─── STORED RECORDS

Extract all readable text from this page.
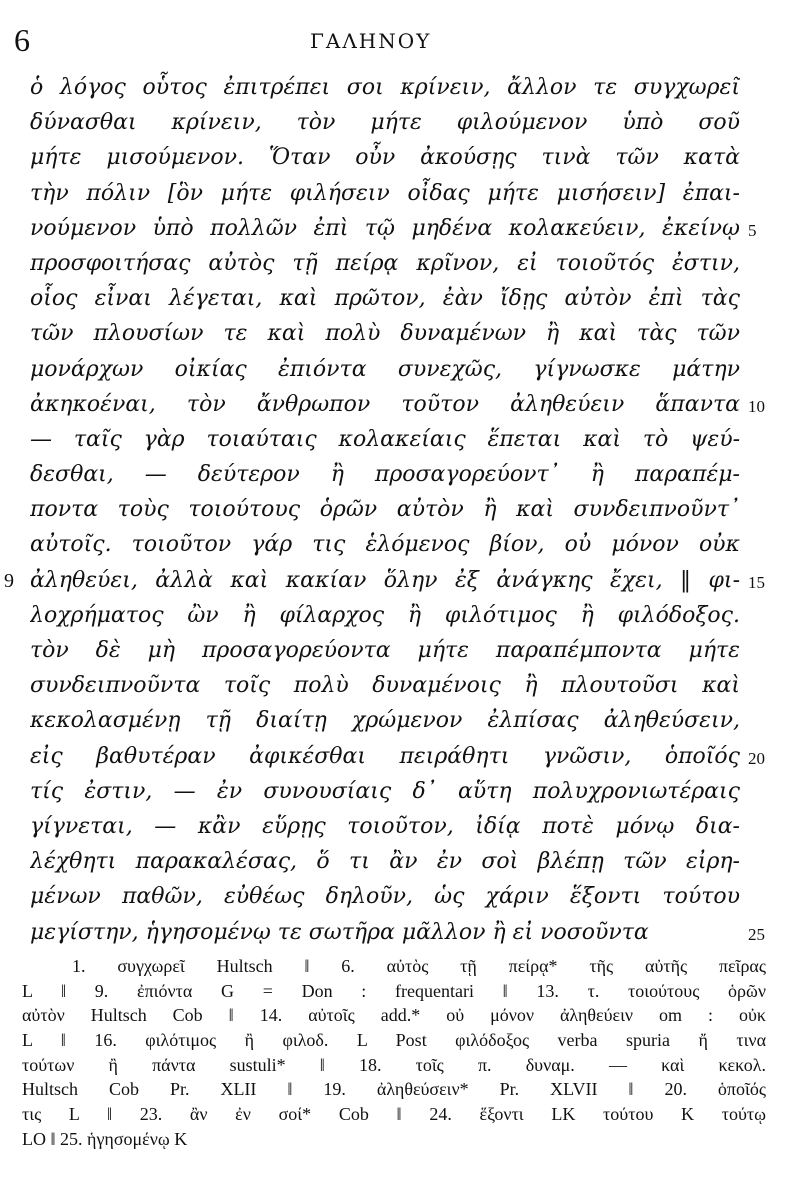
6	ΓΑΛΗΝΟΥ
ὁ λόγος οὗτος ἐπιτρέπει σοι κρίνειν, ἄλλον τε συγχωρεῖ
δύνασθαι κρίνειν, τὸν μήτε φιλούμενον ὑπὸ σοῦ
μήτε μισούμενον. Ὅταν οὖν ἀκούσῃς τινὰ τῶν κατὰ
τὴν πόλιν [ὃν μήτε φιλήσειν οἶδας μήτε μισήσειν] ἐπαι-
νούμενον ὑπὸ πολλῶν ἐπὶ τῷ μηδένα κολακεύειν, ἐκείνῳ 5
προσφοιτήσας αὐτὸς τῇ πείρᾳ κρῖνον, εἰ τοιοῦτός ἐστιν,
οἷος εἶναι λέγεται, καὶ πρῶτον, ἐὰν ἴδῃς αὐτὸν ἐπὶ τὰς
τῶν πλουσίων τε καὶ πολὺ δυναμένων ἢ καὶ τὰς τῶν
μονάρχων οἰκίας ἐπιόντα συνεχῶς, γίγνωσκε μάτην
ἀκηκοέναι, τὸν ἄνθρωπον τοῦτον ἀληθεύειν ἅπαντα 10
— ταῖς γὰρ τοιαύταις κολακείαις ἕπεται καὶ τὸ ψεύ-
δεσθαι, — δεύτερον ἢ προσαγορεύοντ᾽ ἢ παραπέμ-
ποντα τοὺς τοιούτους ὁρῶν αὐτὸν ἢ καὶ συνδειπνοῦντ᾽
αὐτοῖς. τοιοῦτον γάρ τις ἑλόμενος βίον, οὐ μόνον οὐκ
9 ἀληθεύει, ἀλλὰ καὶ κακίαν ὅλην ἐξ ἀνάγκης ἔχει, ‖ φι- 15
λοχρήματος ὢν ἢ φίλαρχος ἢ φιλότιμος ἢ φιλόδοξος.
τὸν δὲ μὴ προσαγορεύοντα μήτε παραπέμποντα μήτε
συνδειπνοῦντα τοῖς πολὺ δυναμένοις ἢ πλουτοῦσι καὶ
κεκολασμένῃ τῇ διαίτῃ χρώμενον ἐλπίσας ἀληθεύσειν,
εἰς βαθυτέραν ἀφικέσθαι πειράθητι γνῶσιν, ὁποῖός 20
τίς ἐστιν, — ἐν συνουσίαις δ᾽ αὕτη πολυχρονιωτέραις
γίγνεται, — κἂν εὕρῃς τοιοῦτον, ἰδίᾳ ποτὲ μόνῳ δια-
λέχθητι παρακαλέσας, ὅ τι ἂν ἐν σοὶ βλέπῃ τῶν εἰρη-
μένων παθῶν, εὐθέως δηλοῦν, ὡς χάριν ἕξοντι τούτου
μεγίστην, ἡγησομένῳ τε σωτῆρα μᾶλλον ἢ εἰ νοσοῦντα	25
1. συγχωρεῖ Hultsch ‖ 6. αὐτὸς τῇ πείρᾳ* τῆς αὐτῆς πεῖρας
L ‖ 9. ἐπιόντα G = Don : frequentari ‖ 13. τ. τοιούτους ὁρῶν
αὐτὸν Hultsch Cob ‖ 14. αὐτοῖς add.* οὐ μόνον ἀληθεύειν om : οὐκ
L ‖ 16. φιλότιμος ἢ φιλοδ. L Post φιλόδοξος verba spuria ἤ τινα
τούτων ἢ πάντα sustuli* ‖ 18. τοῖς π. δυναμ. — καὶ κεκολ.
Hultsch Cob Pr. XLII ‖ 19. ἀληθεύσειν* Pr. XLVII ‖ 20. ὁποῖός
τις L ‖ 23. ἂν ἐν σοί* Cob ‖ 24. ἕξοντι LK τούτου K τούτῳ
LO ‖ 25. ἡγησομένῳ K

──────

[WHAT YOU NEED TO DO]:
Write out the listing word for word, omitting the pictures it holds.

[RESPONSE TO THE TASK]:
Extract all readable text from this page.
6	ΓΑΛΗΝΟΥ
ὁ λόγος οὗτος ἐπιτρέπει σοι κρίνειν, ἄλλον τε συγχωρεῖ
δύνασθαι κρίνειν, τὸν μήτε φιλούμενον ὑπὸ σοῦ
μήτε μισούμενον. Ὅταν οὖν ἀκούσῃς τινὰ τῶν κατὰ
τὴν πόλιν [ὃν μήτε φιλήσειν οἶδας μήτε μισήσειν] ἐπαι-
νούμενον ὑπὸ πολλῶν ἐπὶ τῷ μηδένα κολακεύειν, ἐκείνῳ 5
προσφοιτήσας αὐτὸς τῇ πείρᾳ κρῖνον, εἰ τοιοῦτός ἐστιν,
οἷος εἶναι λέγεται, καὶ πρῶτον, ἐὰν ἴδῃς αὐτὸν ἐπὶ τὰς
τῶν πλουσίων τε καὶ πολὺ δυναμένων ἢ καὶ τὰς τῶν
μονάρχων οἰκίας ἐπιόντα συνεχῶς, γίγνωσκε μάτην
ἀκηκοέναι, τὸν ἄνθρωπον τοῦτον ἀληθεύειν ἅπαντα 10
— ταῖς γὰρ τοιαύταις κολακείαις ἕπεται καὶ τὸ ψεύ-
δεσθαι, — δεύτερον ἢ προσαγορεύοντ᾽ ἢ παραπέμ-
ποντα τοὺς τοιούτους ὁρῶν αὐτὸν ἢ καὶ συνδειπνοῦντ᾽
αὐτοῖς. τοιοῦτον γάρ τις ἑλόμενος βίον, οὐ μόνον οὐκ
9 ἀληθεύει, ἀλλὰ καὶ κακίαν ὅλην ἐξ ἀνάγκης ἔχει, ‖ φι- 15
λοχρήματος ὢν ἢ φίλαρχος ἢ φιλότιμος ἢ φιλόδοξος.
τὸν δὲ μὴ προσαγορεύοντα μήτε παραπέμποντα μήτε
συνδειπνοῦντα τοῖς πολὺ δυναμένοις ἢ πλουτοῦσι καὶ
κεκολασμένῃ τῇ διαίτῃ χρώμενον ἐλπίσας ἀληθεύσειν,
εἰς βαθυτέραν ἀφικέσθαι πειράθητι γνῶσιν, ὁποῖός 20
τίς ἐστιν, — ἐν συνουσίαις δ᾽ αὕτη πολυχρονιωτέραις
γίγνεται, — κἂν εὕρῃς τοιοῦτον, ἰδίᾳ ποτὲ μόνῳ δια-
λέχθητι παρακαλέσας, ὅ τι ἂν ἐν σοὶ βλέπῃ τῶν εἰρη-
μένων παθῶν, εὐθέως δηλοῦν, ὡς χάριν ἕξοντι τούτου
μεγίστην, ἡγησομένῳ τε σωτῆρα μᾶλλον ἢ εἰ νοσοῦντα	25
1. συγχωρεῖ Hultsch ‖ 6. αὐτὸς τῇ πείρᾳ* τῆς αὐτῆς πεῖρας
L ‖ 9. ἐπιόντα G = Don : frequentari ‖ 13. τ. τοιούτους ὁρῶν
αὐτὸν Hultsch Cob ‖ 14. αὐτοῖς add.* οὐ μόνον ἀληθεύειν om : οὐκ
L ‖ 16. φιλότιμος ἢ φιλοδ. L Post φιλόδοξος verba spuria ἤ τινα
τούτων ἢ πάντα sustuli* ‖ 18. τοῖς π. δυναμ. — καὶ κεκολ.
Hultsch Cob Pr. XLII ‖ 19. ἀληθεύσειν* Pr. XLVII ‖ 20. ὁποῖός
τις L ‖ 23. ἂν ἐν σοί* Cob ‖ 24. ἕξοντι LK τούτου K τούτῳ
LO ‖ 25. ἡγησομένῳ K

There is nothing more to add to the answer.